**GIVEN TASK**
Reproduce the listing below verbatim.

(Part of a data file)

_ _ _ _ _

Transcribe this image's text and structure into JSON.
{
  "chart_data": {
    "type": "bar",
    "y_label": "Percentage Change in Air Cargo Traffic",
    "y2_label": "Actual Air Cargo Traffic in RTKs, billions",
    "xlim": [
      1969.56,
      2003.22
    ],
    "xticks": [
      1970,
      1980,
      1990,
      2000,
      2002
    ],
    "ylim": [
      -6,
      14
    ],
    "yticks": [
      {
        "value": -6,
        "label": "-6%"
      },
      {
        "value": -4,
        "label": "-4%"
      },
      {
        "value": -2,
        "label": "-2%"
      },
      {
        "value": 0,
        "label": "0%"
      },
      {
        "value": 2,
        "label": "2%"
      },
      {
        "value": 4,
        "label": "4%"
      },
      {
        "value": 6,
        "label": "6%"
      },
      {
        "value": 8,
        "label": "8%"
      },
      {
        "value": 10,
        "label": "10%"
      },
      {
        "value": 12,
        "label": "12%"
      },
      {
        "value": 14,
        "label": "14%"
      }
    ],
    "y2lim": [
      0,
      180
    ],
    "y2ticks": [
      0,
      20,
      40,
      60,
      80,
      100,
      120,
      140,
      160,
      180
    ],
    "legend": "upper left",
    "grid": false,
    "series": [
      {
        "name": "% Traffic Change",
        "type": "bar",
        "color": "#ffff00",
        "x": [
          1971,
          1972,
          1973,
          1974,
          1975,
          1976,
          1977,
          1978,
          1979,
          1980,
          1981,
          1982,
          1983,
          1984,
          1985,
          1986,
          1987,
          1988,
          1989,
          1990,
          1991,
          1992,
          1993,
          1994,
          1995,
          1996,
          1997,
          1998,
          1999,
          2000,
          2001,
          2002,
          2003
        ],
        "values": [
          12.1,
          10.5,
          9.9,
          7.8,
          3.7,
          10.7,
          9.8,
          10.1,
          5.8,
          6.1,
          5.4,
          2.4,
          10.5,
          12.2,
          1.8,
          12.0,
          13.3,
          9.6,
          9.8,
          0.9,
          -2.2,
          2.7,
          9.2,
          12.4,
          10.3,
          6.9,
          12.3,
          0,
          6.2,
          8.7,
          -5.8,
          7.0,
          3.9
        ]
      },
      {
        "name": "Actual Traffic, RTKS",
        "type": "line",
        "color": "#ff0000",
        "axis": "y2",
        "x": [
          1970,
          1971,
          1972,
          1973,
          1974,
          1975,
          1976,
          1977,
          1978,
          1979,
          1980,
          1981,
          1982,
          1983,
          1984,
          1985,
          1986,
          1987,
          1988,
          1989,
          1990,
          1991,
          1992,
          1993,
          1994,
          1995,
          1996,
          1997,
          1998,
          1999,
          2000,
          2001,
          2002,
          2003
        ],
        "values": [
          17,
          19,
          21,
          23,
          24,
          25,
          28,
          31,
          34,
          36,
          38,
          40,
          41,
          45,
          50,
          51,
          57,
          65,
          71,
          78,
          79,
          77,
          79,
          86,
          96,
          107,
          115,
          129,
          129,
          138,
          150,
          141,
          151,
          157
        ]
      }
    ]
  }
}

_ _ _ _ _

**THE COMPLETED TASK**
Transcribe this image's text and structure into JSON.
{
  "chart_data": {
    "type": "bar",
    "y_label": "Percentage Change in Air Cargo Traffic",
    "y2_label": "Actual Air Cargo Traffic in RTKs, billions",
    "xlim": [
      1969.56,
      2003.22
    ],
    "xticks": [
      1970,
      1980,
      1990,
      2000,
      2002
    ],
    "ylim": [
      -6,
      14
    ],
    "yticks": [
      {
        "value": -6,
        "label": "-6%"
      },
      {
        "value": -4,
        "label": "-4%"
      },
      {
        "value": -2,
        "label": "-2%"
      },
      {
        "value": 0,
        "label": "0%"
      },
      {
        "value": 2,
        "label": "2%"
      },
      {
        "value": 4,
        "label": "4%"
      },
      {
        "value": 6,
        "label": "6%"
      },
      {
        "value": 8,
        "label": "8%"
      },
      {
        "value": 10,
        "label": "10%"
      },
      {
        "value": 12,
        "label": "12%"
      },
      {
        "value": 14,
        "label": "14%"
      }
    ],
    "y2lim": [
      0,
      180
    ],
    "y2ticks": [
      0,
      20,
      40,
      60,
      80,
      100,
      120,
      140,
      160,
      180
    ],
    "legend": "upper left",
    "grid": false,
    "series": [
      {
        "name": "% Traffic Change",
        "type": "bar",
        "color": "#ffff00",
        "x": [
          1971,
          1972,
          1973,
          1974,
          1975,
          1976,
          1977,
          1978,
          1979,
          1980,
          1981,
          1982,
          1983,
          1984,
          1985,
          1986,
          1987,
          1988,
          1989,
          1990,
          1991,
          1992,
          1993,
          1994,
          1995,
          1996,
          1997,
          1998,
          1999,
          2000,
          2001,
          2002,
          2003
        ],
        "values": [
          12.1,
          10.5,
          9.9,
          7.8,
          3.7,
          10.7,
          9.8,
          10.1,
          5.8,
          6.1,
          5.4,
          2.4,
          10.5,
          12.2,
          1.8,
          12.0,
          13.3,
          9.6,
          9.8,
          0.9,
          -2.2,
          2.7,
          9.2,
          12.4,
          10.3,
          6.9,
          12.3,
          0,
          6.2,
          8.7,
          -5.8,
          7.0,
          3.9
        ]
      },
      {
        "name": "Actual Traffic, RTKS",
        "type": "line",
        "color": "#ff0000",
        "axis": "y2",
        "x": [
          1970,
          1971,
          1972,
          1973,
          1974,
          1975,
          1976,
          1977,
          1978,
          1979,
          1980,
          1981,
          1982,
          1983,
          1984,
          1985,
          1986,
          1987,
          1988,
          1989,
          1990,
          1991,
          1992,
          1993,
          1994,
          1995,
          1996,
          1997,
          1998,
          1999,
          2000,
          2001,
          2002,
          2003
        ],
        "values": [
          17,
          19,
          21,
          23,
          24,
          25,
          28,
          31,
          34,
          36,
          38,
          40,
          41,
          45,
          50,
          51,
          57,
          65,
          71,
          78,
          79,
          77,
          79,
          86,
          96,
          107,
          115,
          129,
          129,
          138,
          150,
          141,
          151,
          157
        ]
      }
    ]
  }
}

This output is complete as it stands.